> **Information supplied**

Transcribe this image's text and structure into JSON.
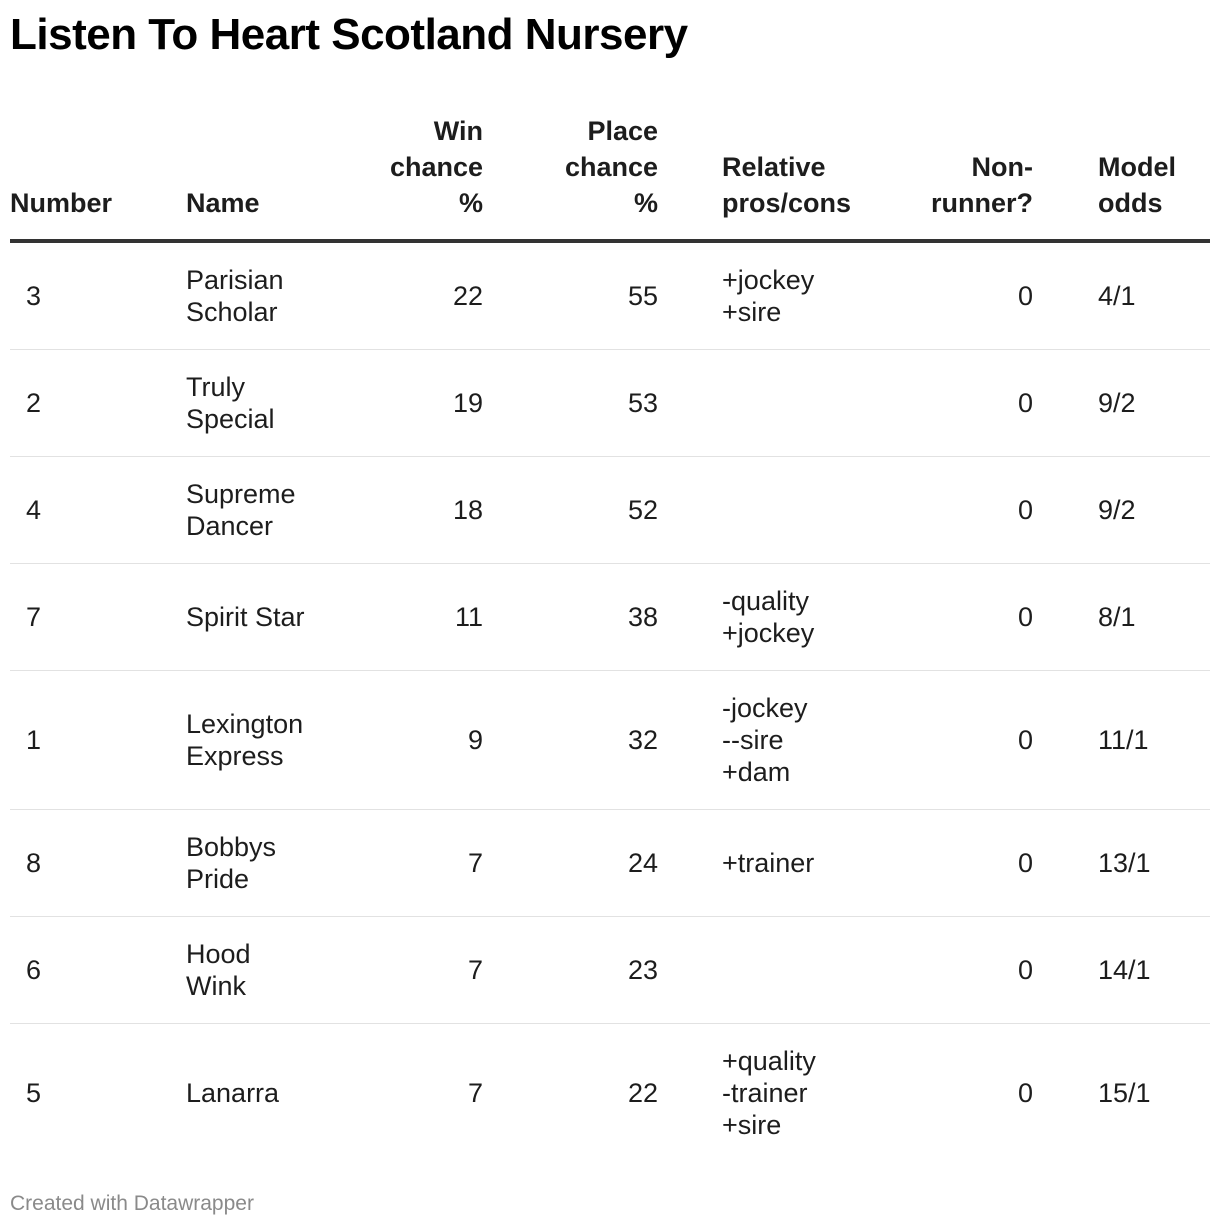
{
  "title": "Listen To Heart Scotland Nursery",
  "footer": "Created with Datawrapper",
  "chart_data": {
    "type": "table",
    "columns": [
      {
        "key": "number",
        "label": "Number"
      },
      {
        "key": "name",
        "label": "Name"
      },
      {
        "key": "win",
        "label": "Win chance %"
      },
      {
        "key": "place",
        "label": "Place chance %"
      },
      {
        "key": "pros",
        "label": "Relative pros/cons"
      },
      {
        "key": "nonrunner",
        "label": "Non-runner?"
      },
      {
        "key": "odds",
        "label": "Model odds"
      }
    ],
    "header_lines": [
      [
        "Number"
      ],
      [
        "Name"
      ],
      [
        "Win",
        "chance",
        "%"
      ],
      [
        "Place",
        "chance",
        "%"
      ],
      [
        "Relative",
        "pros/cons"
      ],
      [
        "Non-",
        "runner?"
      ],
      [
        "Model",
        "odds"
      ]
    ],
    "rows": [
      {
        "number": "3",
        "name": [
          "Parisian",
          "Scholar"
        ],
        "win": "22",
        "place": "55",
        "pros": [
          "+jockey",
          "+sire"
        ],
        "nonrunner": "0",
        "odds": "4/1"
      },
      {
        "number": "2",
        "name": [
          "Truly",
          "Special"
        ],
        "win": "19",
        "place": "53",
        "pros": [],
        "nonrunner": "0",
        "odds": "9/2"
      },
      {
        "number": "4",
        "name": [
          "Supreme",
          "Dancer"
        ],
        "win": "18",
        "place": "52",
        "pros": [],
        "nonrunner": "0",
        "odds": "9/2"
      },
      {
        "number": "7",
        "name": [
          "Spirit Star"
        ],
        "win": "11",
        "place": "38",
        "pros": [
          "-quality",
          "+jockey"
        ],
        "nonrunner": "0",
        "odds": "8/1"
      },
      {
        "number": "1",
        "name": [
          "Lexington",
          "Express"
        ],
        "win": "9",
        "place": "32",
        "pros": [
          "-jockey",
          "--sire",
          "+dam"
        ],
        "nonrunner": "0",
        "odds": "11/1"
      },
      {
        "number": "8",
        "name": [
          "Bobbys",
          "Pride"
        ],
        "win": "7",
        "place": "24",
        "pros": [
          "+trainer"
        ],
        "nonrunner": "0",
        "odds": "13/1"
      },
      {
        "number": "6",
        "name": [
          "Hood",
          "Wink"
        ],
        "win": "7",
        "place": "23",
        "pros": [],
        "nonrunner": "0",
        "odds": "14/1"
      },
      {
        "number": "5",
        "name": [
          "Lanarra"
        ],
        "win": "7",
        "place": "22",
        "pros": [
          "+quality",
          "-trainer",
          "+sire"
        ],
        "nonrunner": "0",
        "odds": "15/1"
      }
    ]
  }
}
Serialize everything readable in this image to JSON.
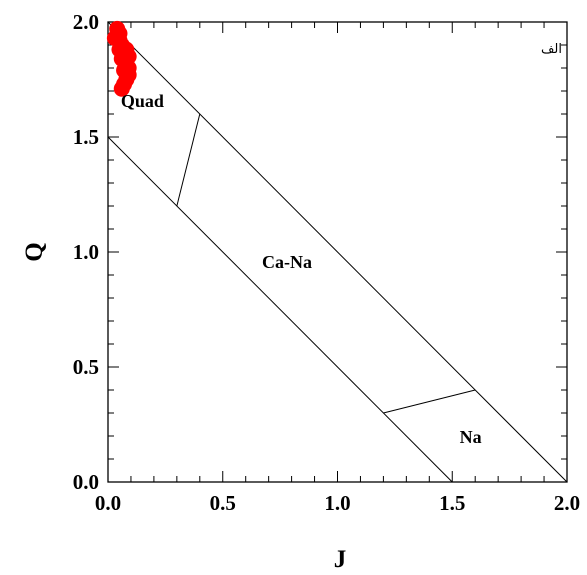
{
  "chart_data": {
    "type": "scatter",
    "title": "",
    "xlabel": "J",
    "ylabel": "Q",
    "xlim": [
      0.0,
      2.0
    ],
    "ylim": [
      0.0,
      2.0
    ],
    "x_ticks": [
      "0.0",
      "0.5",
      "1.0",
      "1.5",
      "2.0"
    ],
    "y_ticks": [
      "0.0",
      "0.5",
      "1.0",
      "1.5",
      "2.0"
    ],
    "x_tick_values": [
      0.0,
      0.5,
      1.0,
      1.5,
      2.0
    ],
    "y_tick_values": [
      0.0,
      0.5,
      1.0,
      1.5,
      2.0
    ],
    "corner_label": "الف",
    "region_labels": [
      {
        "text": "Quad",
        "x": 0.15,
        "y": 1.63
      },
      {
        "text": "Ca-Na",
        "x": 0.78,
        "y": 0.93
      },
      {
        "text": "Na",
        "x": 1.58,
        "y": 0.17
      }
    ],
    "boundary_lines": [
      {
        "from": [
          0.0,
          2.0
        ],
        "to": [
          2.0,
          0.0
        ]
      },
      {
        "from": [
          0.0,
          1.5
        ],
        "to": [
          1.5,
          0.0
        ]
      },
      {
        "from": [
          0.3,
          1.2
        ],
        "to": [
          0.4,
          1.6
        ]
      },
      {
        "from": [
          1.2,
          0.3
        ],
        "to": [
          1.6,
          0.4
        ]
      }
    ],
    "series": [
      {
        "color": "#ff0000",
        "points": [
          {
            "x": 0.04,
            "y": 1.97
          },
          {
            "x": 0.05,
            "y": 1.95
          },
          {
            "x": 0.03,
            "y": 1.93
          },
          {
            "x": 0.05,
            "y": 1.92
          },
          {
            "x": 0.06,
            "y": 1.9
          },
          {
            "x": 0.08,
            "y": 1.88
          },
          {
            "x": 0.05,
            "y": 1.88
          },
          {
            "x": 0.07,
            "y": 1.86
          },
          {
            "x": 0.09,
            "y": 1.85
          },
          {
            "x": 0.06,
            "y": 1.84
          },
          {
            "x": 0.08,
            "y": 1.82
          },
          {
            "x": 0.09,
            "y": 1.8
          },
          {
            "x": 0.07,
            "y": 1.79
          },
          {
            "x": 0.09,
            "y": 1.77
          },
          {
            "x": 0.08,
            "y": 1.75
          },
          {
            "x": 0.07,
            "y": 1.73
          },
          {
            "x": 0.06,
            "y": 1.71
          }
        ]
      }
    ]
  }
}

> **Exercise goal**
Out of the material above, gather each line where "JSON" appears.

> **Finished exercise**
Transcribe this image's text and structure into JSON.
Serialize everything readable in this image to JSON.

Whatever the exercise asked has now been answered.